▸ **WORK INSTRUCTIONS**
Using the material that follows, identify and copy each line with the string "this".
begin LISTED RECORDS
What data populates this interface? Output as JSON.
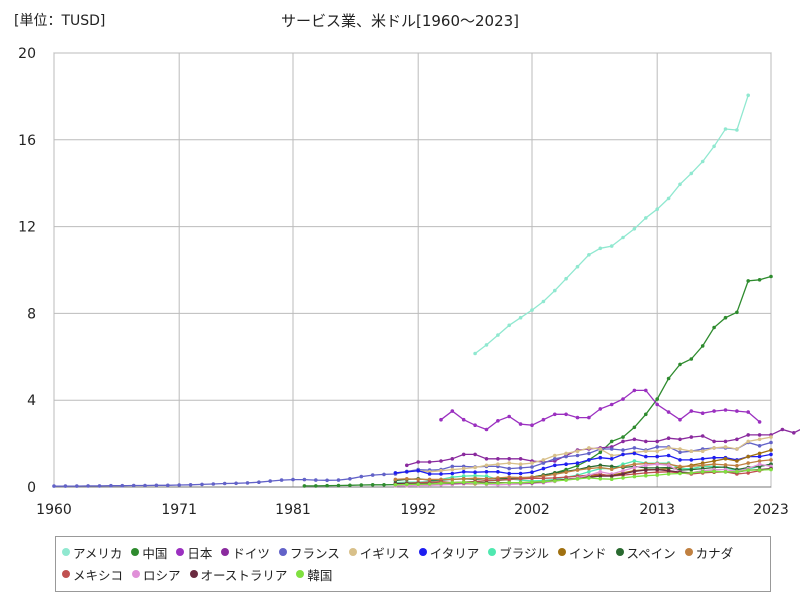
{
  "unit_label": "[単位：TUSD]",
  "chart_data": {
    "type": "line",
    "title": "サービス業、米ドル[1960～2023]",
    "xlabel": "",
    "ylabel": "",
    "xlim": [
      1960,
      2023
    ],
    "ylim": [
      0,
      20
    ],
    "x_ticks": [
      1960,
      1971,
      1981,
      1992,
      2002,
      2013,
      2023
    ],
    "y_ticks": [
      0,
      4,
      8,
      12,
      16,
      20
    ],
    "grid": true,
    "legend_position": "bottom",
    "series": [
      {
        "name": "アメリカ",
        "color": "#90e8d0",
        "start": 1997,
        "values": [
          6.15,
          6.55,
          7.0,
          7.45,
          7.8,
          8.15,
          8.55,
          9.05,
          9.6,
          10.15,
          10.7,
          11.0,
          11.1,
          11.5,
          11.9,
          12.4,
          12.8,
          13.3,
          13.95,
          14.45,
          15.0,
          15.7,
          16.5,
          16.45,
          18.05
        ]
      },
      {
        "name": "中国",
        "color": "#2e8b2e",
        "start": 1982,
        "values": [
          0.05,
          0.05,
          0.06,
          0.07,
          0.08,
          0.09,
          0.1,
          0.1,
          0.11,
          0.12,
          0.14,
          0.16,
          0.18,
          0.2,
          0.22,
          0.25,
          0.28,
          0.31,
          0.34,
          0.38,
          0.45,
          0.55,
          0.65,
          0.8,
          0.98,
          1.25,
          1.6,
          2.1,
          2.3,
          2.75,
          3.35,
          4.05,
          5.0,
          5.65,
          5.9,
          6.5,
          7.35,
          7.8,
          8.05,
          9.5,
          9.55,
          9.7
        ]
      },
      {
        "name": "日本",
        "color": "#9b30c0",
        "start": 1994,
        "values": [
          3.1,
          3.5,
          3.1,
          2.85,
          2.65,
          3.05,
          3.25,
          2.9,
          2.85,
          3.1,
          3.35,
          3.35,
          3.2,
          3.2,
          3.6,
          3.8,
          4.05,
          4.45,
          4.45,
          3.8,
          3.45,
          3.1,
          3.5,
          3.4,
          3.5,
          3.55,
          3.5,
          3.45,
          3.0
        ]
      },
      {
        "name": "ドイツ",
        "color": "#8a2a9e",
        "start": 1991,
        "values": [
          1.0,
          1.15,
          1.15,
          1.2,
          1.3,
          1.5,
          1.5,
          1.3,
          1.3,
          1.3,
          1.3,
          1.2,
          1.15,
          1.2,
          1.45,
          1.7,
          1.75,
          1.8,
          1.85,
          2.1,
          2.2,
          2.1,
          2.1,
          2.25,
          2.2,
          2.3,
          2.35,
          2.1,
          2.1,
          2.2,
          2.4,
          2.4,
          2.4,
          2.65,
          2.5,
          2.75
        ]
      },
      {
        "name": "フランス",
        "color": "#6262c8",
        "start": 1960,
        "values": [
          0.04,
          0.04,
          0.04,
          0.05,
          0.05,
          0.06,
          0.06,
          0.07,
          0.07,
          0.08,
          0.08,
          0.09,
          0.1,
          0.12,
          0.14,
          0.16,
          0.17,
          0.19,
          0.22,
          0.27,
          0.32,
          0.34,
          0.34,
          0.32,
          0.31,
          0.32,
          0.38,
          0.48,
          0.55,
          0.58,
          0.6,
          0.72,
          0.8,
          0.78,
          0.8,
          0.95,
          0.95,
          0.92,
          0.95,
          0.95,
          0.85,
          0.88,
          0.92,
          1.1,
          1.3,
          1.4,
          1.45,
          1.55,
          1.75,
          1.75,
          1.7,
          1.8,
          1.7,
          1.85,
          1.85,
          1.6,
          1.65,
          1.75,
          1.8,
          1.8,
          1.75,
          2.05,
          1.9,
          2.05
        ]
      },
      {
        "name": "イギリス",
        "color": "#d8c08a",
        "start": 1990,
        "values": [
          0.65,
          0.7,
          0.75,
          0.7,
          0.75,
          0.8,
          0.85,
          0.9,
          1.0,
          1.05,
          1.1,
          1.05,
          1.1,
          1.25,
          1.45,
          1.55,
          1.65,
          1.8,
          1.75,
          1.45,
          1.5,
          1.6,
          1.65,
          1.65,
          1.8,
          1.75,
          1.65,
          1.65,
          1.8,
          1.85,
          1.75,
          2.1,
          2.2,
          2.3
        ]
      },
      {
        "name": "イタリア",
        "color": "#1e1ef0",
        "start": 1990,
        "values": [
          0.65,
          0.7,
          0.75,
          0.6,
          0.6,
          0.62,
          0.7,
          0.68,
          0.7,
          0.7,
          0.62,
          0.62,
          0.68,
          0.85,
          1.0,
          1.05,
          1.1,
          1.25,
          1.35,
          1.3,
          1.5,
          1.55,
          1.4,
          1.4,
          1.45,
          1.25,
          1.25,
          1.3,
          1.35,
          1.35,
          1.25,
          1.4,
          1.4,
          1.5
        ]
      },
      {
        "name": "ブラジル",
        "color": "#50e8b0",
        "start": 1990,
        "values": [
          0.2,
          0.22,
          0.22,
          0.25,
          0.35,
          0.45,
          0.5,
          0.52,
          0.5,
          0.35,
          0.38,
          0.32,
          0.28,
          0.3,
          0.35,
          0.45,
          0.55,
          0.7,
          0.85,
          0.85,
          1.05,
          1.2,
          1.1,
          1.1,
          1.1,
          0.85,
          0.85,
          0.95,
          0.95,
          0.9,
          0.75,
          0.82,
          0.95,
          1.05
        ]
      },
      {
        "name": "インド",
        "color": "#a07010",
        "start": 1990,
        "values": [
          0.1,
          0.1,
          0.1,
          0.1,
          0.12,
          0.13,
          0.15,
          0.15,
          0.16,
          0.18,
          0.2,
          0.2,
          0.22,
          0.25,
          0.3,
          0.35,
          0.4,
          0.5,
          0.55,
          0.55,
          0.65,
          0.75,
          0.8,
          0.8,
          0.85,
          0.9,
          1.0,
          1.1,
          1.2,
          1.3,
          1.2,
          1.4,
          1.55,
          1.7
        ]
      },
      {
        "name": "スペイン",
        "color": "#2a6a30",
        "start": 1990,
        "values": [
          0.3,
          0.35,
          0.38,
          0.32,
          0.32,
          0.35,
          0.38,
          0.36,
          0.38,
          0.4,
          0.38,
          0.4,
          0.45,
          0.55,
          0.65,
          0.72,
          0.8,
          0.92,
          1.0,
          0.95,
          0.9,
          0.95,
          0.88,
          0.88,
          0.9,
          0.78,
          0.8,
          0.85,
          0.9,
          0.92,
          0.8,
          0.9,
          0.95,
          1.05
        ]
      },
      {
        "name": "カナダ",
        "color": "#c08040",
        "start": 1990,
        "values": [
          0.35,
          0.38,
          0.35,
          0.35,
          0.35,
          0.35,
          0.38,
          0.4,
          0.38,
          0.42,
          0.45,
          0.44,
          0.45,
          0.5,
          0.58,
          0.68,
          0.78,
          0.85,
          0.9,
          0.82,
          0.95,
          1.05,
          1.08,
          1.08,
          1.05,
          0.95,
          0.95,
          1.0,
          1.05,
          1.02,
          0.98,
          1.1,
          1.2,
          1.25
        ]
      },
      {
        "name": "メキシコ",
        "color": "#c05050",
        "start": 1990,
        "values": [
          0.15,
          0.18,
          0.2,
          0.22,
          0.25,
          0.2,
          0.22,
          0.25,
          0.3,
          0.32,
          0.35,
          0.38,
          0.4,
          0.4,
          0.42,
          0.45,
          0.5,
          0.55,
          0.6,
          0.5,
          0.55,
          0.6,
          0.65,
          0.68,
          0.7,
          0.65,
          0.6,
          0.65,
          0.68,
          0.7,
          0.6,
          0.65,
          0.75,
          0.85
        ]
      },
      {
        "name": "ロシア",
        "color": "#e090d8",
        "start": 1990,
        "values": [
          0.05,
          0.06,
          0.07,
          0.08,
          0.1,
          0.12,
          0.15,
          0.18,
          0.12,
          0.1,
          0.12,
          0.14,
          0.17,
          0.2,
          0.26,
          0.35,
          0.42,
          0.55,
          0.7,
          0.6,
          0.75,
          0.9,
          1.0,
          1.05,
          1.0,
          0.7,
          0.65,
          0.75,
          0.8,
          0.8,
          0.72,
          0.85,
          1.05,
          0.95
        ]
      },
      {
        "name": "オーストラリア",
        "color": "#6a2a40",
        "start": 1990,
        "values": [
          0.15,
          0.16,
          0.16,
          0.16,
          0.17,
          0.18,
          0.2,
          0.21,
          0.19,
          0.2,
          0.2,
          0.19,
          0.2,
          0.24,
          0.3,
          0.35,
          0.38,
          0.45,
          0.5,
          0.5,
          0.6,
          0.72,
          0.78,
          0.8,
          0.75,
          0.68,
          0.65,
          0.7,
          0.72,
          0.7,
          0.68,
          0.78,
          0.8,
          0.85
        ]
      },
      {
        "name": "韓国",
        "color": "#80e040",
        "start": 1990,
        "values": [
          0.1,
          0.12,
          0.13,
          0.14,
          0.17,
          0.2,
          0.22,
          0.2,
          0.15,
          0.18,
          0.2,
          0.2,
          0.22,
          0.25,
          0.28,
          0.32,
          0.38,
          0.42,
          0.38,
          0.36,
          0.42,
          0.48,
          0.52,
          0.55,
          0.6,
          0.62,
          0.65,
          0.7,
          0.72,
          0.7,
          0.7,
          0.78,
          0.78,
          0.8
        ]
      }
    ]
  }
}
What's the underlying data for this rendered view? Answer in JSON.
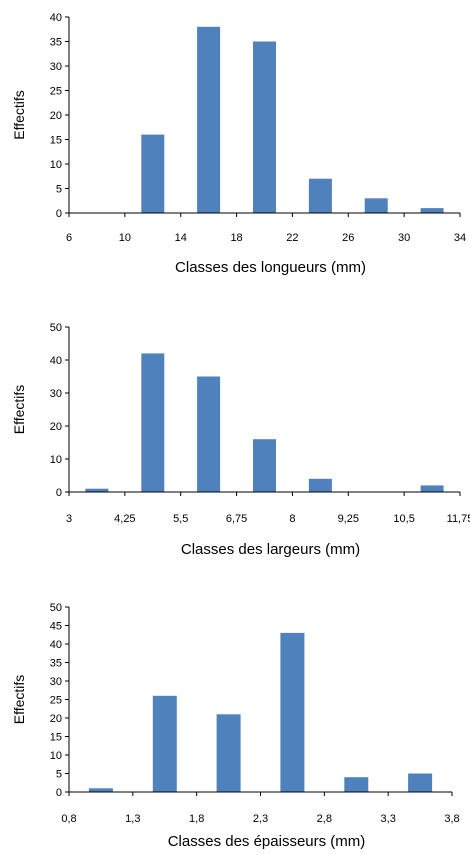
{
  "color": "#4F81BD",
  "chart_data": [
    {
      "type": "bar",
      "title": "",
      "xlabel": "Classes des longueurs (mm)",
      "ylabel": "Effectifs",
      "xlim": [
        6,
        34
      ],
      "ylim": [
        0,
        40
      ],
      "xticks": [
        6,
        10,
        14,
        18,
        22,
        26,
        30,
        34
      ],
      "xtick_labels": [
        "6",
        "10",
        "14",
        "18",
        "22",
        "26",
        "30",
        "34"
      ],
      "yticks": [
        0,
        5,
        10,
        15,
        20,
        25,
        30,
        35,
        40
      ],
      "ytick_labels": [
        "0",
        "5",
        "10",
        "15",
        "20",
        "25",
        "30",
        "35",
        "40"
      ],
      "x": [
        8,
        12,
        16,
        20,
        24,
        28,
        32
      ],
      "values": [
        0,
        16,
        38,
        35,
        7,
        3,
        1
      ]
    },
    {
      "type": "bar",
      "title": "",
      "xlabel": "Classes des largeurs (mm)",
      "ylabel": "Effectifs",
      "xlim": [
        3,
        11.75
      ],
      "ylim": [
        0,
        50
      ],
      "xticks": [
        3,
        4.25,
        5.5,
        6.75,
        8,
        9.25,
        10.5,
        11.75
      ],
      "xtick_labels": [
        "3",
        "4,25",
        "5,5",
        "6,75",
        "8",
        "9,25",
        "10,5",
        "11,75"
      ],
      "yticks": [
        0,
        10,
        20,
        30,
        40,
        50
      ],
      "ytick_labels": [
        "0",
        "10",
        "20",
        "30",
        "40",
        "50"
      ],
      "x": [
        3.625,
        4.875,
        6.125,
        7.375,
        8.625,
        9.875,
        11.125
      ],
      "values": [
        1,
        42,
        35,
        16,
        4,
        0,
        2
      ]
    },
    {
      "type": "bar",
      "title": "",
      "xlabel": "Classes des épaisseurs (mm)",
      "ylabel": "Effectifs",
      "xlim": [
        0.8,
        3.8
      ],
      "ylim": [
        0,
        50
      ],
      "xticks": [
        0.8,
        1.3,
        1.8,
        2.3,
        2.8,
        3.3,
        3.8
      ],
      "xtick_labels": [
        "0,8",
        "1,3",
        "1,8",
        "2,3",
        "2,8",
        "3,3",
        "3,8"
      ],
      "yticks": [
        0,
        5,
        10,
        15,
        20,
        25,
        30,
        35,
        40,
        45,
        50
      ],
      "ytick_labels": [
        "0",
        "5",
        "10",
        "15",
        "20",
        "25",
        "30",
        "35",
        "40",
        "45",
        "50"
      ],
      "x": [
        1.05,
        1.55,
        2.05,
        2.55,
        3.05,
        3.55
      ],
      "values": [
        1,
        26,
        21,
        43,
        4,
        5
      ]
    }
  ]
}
end LISTED RECORDS
▸ **EXERCISE ANSWER**
What data populates this interface? Output as JSON.
What's the underlying data for this rendered view? Answer in JSON.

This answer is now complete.